··· DATA LINES
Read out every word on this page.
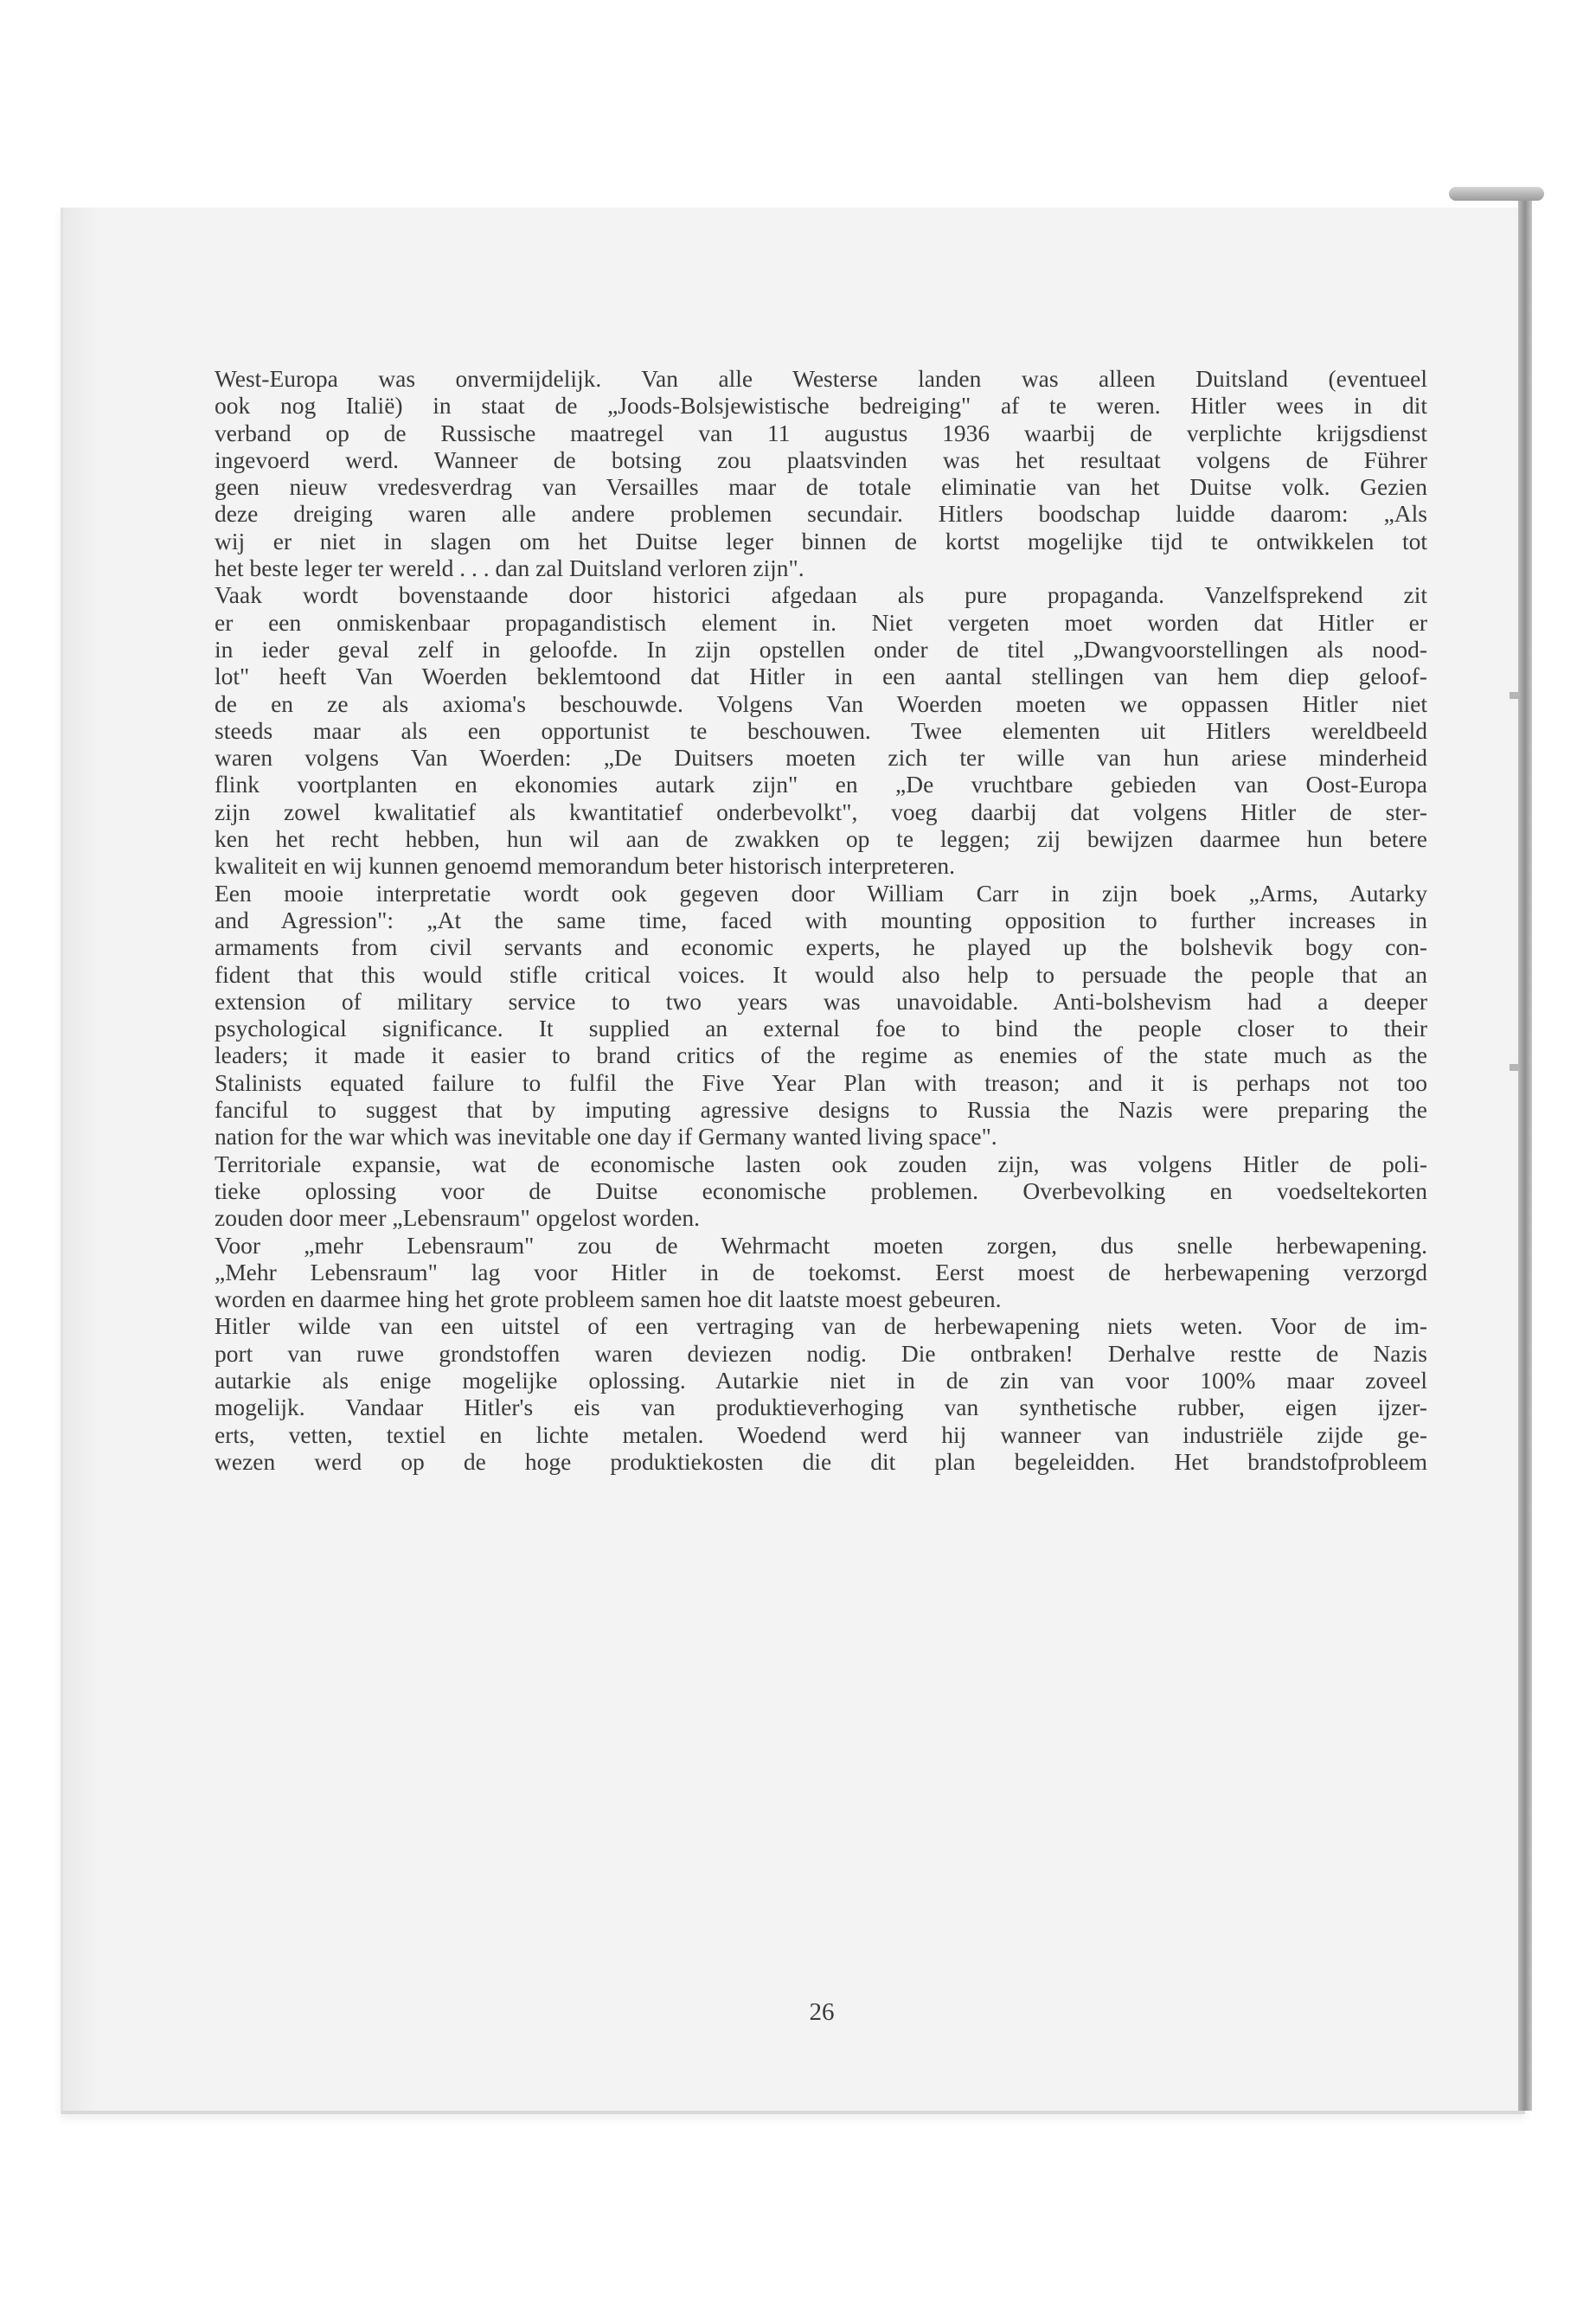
West-Europa was onvermijdelijk. Van alle Westerse landen was alleen Duitsland (eventueel
ook nog Italië) in staat de „Joods-Bolsjewistische bedreiging" af te weren. Hitler wees in dit
verband op de Russische maatregel van 11 augustus 1936 waarbij de verplichte krijgsdienst
ingevoerd werd. Wanneer de botsing zou plaatsvinden was het resultaat volgens de Führer
geen nieuw vredesverdrag van Versailles maar de totale eliminatie van het Duitse volk. Gezien
deze dreiging waren alle andere problemen secundair. Hitlers boodschap luidde daarom: „Als
wij er niet in slagen om het Duitse leger binnen de kortst mogelijke tijd te ontwikkelen tot
het beste leger ter wereld . . . dan zal Duitsland verloren zijn".
Vaak wordt bovenstaande door historici afgedaan als pure propaganda. Vanzelfsprekend zit
er een onmiskenbaar propagandistisch element in. Niet vergeten moet worden dat Hitler er
in ieder geval zelf in geloofde. In zijn opstellen onder de titel „Dwangvoorstellingen als nood-
lot" heeft Van Woerden beklemtoond dat Hitler in een aantal stellingen van hem diep geloof-
de en ze als axioma's beschouwde. Volgens Van Woerden moeten we oppassen Hitler niet
steeds maar als een opportunist te beschouwen. Twee elementen uit Hitlers wereldbeeld
waren volgens Van Woerden: „De Duitsers moeten zich ter wille van hun ariese minderheid
flink voortplanten en ekonomies autark zijn" en „De vruchtbare gebieden van Oost-Europa
zijn zowel kwalitatief als kwantitatief onderbevolkt", voeg daarbij dat volgens Hitler de ster-
ken het recht hebben, hun wil aan de zwakken op te leggen; zij bewijzen daarmee hun betere
kwaliteit en wij kunnen genoemd memorandum beter historisch interpreteren.
Een mooie interpretatie wordt ook gegeven door William Carr in zijn boek „Arms, Autarky
and Agression": „At the same time, faced with mounting opposition to further increases in
armaments from civil servants and economic experts, he played up the bolshevik bogy con-
fident that this would stifle critical voices. It would also help to persuade the people that an
extension of military service to two years was unavoidable. Anti-bolshevism had a deeper
psychological significance. It supplied an external foe to bind the people closer to their
leaders; it made it easier to brand critics of the regime as enemies of the state much as the
Stalinists equated failure to fulfil the Five Year Plan with treason; and it is perhaps not too
fanciful to suggest that by imputing agressive designs to Russia the Nazis were preparing the
nation for the war which was inevitable one day if Germany wanted living space".
Territoriale expansie, wat de economische lasten ook zouden zijn, was volgens Hitler de poli-
tieke oplossing voor de Duitse economische problemen. Overbevolking en voedseltekorten
zouden door meer „Lebensraum" opgelost worden.
Voor „mehr Lebensraum" zou de Wehrmacht moeten zorgen, dus snelle herbewapening.
„Mehr Lebensraum" lag voor Hitler in de toekomst. Eerst moest de herbewapening verzorgd
worden en daarmee hing het grote probleem samen hoe dit laatste moest gebeuren.
Hitler wilde van een uitstel of een vertraging van de herbewapening niets weten. Voor de im-
port van ruwe grondstoffen waren deviezen nodig. Die ontbraken! Derhalve restte de Nazis
autarkie als enige mogelijke oplossing. Autarkie niet in de zin van voor 100% maar zoveel
mogelijk. Vandaar Hitler's eis van produktieverhoging van synthetische rubber, eigen ijzer-
erts, vetten, textiel en lichte metalen. Woedend werd hij wanneer van industriële zijde ge-
wezen werd op de hoge produktiekosten die dit plan begeleidden. Het brandstofprobleem
26
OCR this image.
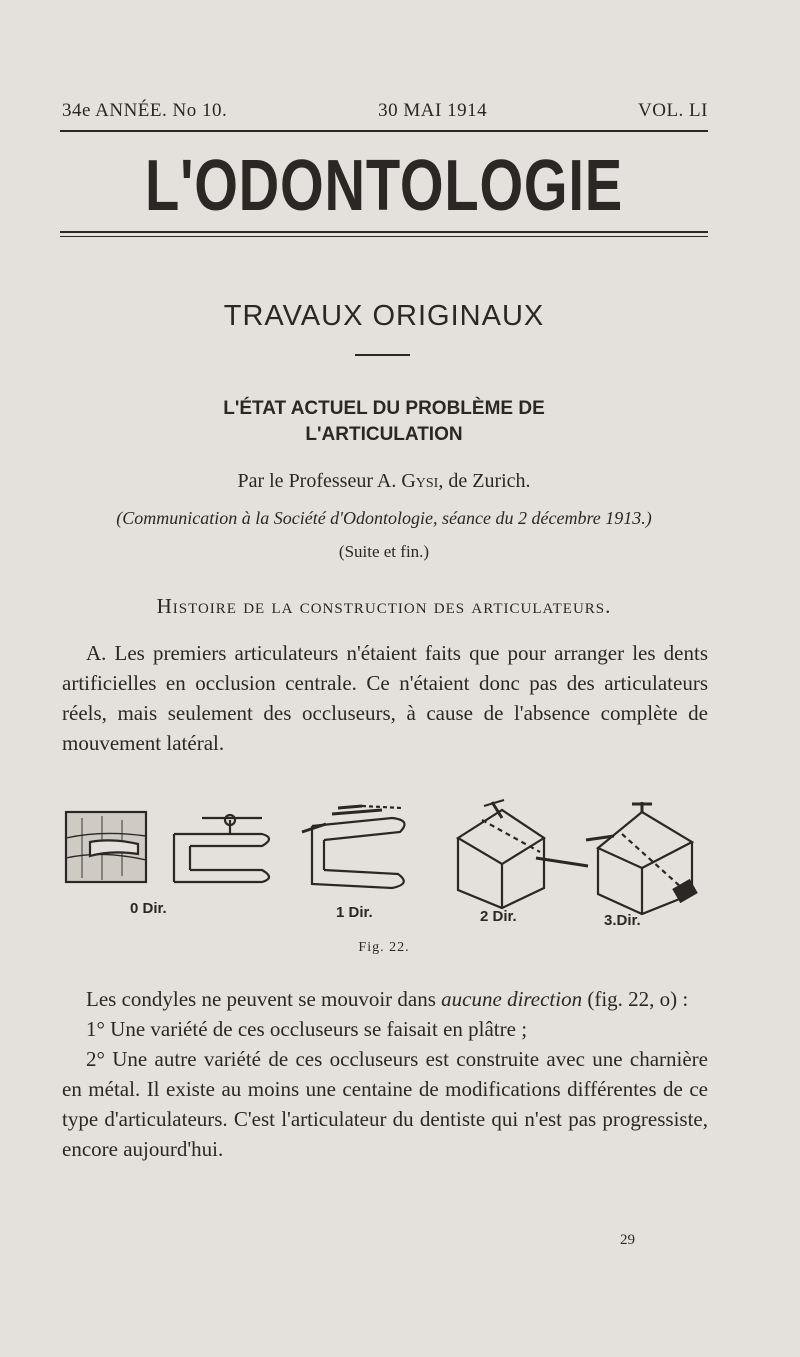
34e ANNÉE. No 10.	30 MAI 1914	VOL. LI
L'ODONTOLOGIE
TRAVAUX ORIGINAUX
L'ÉTAT ACTUEL DU PROBLÈME DE
L'ARTICULATION
Par le Professeur A. Gysi, de Zurich.
(Communication à la Société d'Odontologie, séance du 2 décembre 1913.)
(Suite et fin.)
Histoire de la construction des articulateurs.

A. Les premiers articulateurs n'étaient faits que pour arranger les dents artificielles en occlusion centrale. Ce n'étaient donc pas des articulateurs réels, mais seulement des occluseurs, à cause de l'absence complète de mouvement latéral.

0 Dir.	1 Dir.	2 Dir.	3.Dir.
Fig. 22.

Les condyles ne peuvent se mouvoir dans aucune direction (fig. 22, o) :

1° Une variété de ces occluseurs se faisait en plâtre ;

2° Une autre variété de ces occluseurs est construite avec une charnière en métal. Il existe au moins une centaine de modifications différentes de ce type d'articulateurs. C'est l'articulateur du dentiste qui n'est pas progressiste, encore aujourd'hui.

29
······
* [PROBLEM DETAILS]: With the pictures left out, transcribe the material exactly.

* [RESULT OF THIS EXERCISE]:
Read out every word on this page.
West-Europa was onvermijdelijk. Van alle Westerse landen was alleen Duitsland (eventueel
ook nog Italië) in staat de „Joods-Bolsjewistische bedreiging" af te weren. Hitler wees in dit
verband op de Russische maatregel van 11 augustus 1936 waarbij de verplichte krijgsdienst
ingevoerd werd. Wanneer de botsing zou plaatsvinden was het resultaat volgens de Führer
geen nieuw vredesverdrag van Versailles maar de totale eliminatie van het Duitse volk. Gezien
deze dreiging waren alle andere problemen secundair. Hitlers boodschap luidde daarom: „Als
wij er niet in slagen om het Duitse leger binnen de kortst mogelijke tijd te ontwikkelen tot
het beste leger ter wereld . . . dan zal Duitsland verloren zijn".
Vaak wordt bovenstaande door historici afgedaan als pure propaganda. Vanzelfsprekend zit
er een onmiskenbaar propagandistisch element in. Niet vergeten moet worden dat Hitler er
in ieder geval zelf in geloofde. In zijn opstellen onder de titel „Dwangvoorstellingen als nood-
lot" heeft Van Woerden beklemtoond dat Hitler in een aantal stellingen van hem diep geloof-
de en ze als axioma's beschouwde. Volgens Van Woerden moeten we oppassen Hitler niet
steeds maar als een opportunist te beschouwen. Twee elementen uit Hitlers wereldbeeld
waren volgens Van Woerden: „De Duitsers moeten zich ter wille van hun ariese minderheid
flink voortplanten en ekonomies autark zijn" en „De vruchtbare gebieden van Oost-Europa
zijn zowel kwalitatief als kwantitatief onderbevolkt", voeg daarbij dat volgens Hitler de ster-
ken het recht hebben, hun wil aan de zwakken op te leggen; zij bewijzen daarmee hun betere
kwaliteit en wij kunnen genoemd memorandum beter historisch interpreteren.
Een mooie interpretatie wordt ook gegeven door William Carr in zijn boek „Arms, Autarky
and Agression": „At the same time, faced with mounting opposition to further increases in
armaments from civil servants and economic experts, he played up the bolshevik bogy con-
fident that this would stifle critical voices. It would also help to persuade the people that an
extension of military service to two years was unavoidable. Anti-bolshevism had a deeper
psychological significance. It supplied an external foe to bind the people closer to their
leaders; it made it easier to brand critics of the regime as enemies of the state much as the
Stalinists equated failure to fulfil the Five Year Plan with treason; and it is perhaps not too
fanciful to suggest that by imputing agressive designs to Russia the Nazis were preparing the
nation for the war which was inevitable one day if Germany wanted living space".
Territoriale expansie, wat de economische lasten ook zouden zijn, was volgens Hitler de poli-
tieke oplossing voor de Duitse economische problemen. Overbevolking en voedseltekorten
zouden door meer „Lebensraum" opgelost worden.
Voor „mehr Lebensraum" zou de Wehrmacht moeten zorgen, dus snelle herbewapening.
„Mehr Lebensraum" lag voor Hitler in de toekomst. Eerst moest de herbewapening verzorgd
worden en daarmee hing het grote probleem samen hoe dit laatste moest gebeuren.
Hitler wilde van een uitstel of een vertraging van de herbewapening niets weten. Voor de im-
port van ruwe grondstoffen waren deviezen nodig. Die ontbraken! Derhalve restte de Nazis
autarkie als enige mogelijke oplossing. Autarkie niet in de zin van voor 100% maar zoveel
mogelijk. Vandaar Hitler's eis van produktieverhoging van synthetische rubber, eigen ijzer-
erts, vetten, textiel en lichte metalen. Woedend werd hij wanneer van industriële zijde ge-
wezen werd op de hoge produktiekosten die dit plan begeleidden. Het brandstofprobleem
26
OCR this image.
34e ANNÉE. No 10.	30 MAI 1914	VOL. LI
L'ODONTOLOGIE
TRAVAUX ORIGINAUX
L'ÉTAT ACTUEL DU PROBLÈME DE
L'ARTICULATION
Par le Professeur A. Gysi, de Zurich.
(Communication à la Société d'Odontologie, séance du 2 décembre 1913.)
(Suite et fin.)
Histoire de la construction des articulateurs.

A. Les premiers articulateurs n'étaient faits que pour arranger les dents artificielles en occlusion centrale. Ce n'étaient donc pas des articulateurs réels, mais seulement des occluseurs, à cause de l'absence complète de mouvement latéral.

0 Dir.	1 Dir.	2 Dir.	3.Dir.
Fig. 22.

Les condyles ne peuvent se mouvoir dans aucune direction (fig. 22, o) :

1° Une variété de ces occluseurs se faisait en plâtre ;

2° Une autre variété de ces occluseurs est construite avec une charnière en métal. Il existe au moins une centaine de modifications différentes de ce type d'articulateurs. C'est l'articulateur du dentiste qui n'est pas progressiste, encore aujourd'hui.

29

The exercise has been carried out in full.